• _Written exercise_:
Pick out every line in the listing below that contains the string "fruit" and copy each of those lines.

• _Records shown_:
■ ■ ■ ■ ■ ■ ■

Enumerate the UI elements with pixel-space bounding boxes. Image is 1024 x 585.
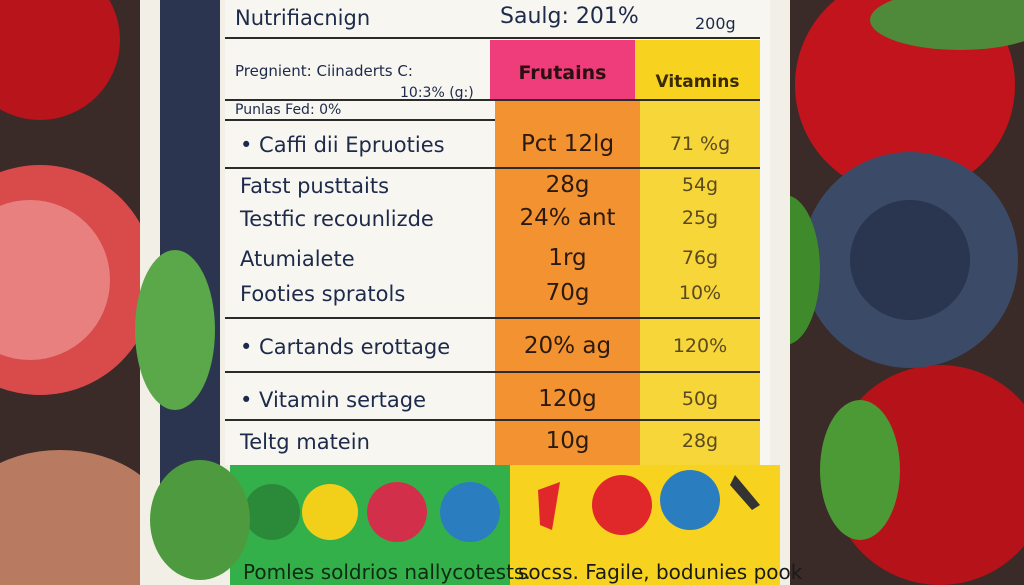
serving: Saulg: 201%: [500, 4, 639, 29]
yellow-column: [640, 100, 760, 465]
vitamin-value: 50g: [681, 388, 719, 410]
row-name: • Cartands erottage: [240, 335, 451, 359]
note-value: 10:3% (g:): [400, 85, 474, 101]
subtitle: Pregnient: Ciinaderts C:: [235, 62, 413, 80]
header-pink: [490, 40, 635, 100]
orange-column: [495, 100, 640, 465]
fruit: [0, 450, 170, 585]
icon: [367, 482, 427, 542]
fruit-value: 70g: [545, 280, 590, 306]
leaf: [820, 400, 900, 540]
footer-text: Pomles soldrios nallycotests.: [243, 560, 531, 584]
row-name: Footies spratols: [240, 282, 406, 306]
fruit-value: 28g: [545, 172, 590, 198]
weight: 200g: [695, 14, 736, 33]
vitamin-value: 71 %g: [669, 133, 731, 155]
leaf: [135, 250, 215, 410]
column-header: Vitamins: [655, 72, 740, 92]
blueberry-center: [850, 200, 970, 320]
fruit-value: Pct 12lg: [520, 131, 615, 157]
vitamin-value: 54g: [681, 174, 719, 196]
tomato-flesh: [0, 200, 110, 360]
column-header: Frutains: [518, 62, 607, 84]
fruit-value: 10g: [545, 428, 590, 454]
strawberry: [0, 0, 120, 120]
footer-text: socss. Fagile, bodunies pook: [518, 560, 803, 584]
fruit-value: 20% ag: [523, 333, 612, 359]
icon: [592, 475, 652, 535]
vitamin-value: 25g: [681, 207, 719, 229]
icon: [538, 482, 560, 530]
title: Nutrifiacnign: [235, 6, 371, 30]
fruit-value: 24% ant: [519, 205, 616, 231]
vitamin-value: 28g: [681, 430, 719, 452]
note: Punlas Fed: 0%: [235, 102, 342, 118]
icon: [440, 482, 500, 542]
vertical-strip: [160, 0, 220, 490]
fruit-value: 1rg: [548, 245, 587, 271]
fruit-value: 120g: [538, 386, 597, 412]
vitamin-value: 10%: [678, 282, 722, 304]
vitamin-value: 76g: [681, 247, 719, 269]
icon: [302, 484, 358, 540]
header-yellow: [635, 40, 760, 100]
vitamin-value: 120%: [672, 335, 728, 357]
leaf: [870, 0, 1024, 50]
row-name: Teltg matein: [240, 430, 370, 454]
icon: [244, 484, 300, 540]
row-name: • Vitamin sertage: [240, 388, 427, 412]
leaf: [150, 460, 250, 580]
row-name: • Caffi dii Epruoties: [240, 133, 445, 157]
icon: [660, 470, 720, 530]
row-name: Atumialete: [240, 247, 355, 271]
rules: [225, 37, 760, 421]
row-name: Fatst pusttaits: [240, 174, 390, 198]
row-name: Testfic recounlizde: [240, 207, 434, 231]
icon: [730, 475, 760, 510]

■ ■ ■ ■ ■ ■ ■

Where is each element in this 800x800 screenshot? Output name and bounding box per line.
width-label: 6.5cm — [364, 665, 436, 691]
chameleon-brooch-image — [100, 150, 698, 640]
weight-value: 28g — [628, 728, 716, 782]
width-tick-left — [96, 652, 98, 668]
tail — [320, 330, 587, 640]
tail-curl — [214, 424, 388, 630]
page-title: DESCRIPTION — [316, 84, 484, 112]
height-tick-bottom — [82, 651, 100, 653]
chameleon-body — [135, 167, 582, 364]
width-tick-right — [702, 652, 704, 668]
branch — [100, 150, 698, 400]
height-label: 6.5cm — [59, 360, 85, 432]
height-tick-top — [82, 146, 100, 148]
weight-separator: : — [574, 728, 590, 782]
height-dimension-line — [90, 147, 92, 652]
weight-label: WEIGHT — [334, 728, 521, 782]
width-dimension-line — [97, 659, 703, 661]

■ ■ ■ ■ ■ ■ ■

• _Output of the exercise_:
fruit: [0, 450, 170, 585]
fruit-value: 70g: [545, 280, 590, 306]
fruit-value: 28g: [545, 172, 590, 198]
fruit-value: Pct 12lg: [520, 131, 615, 157]
fruit-value: 10g: [545, 428, 590, 454]
fruit-value: 20% ag: [523, 333, 612, 359]
fruit-value: 24% ant: [519, 205, 616, 231]
fruit-value: 1rg: [548, 245, 587, 271]
fruit-value: 120g: [538, 386, 597, 412]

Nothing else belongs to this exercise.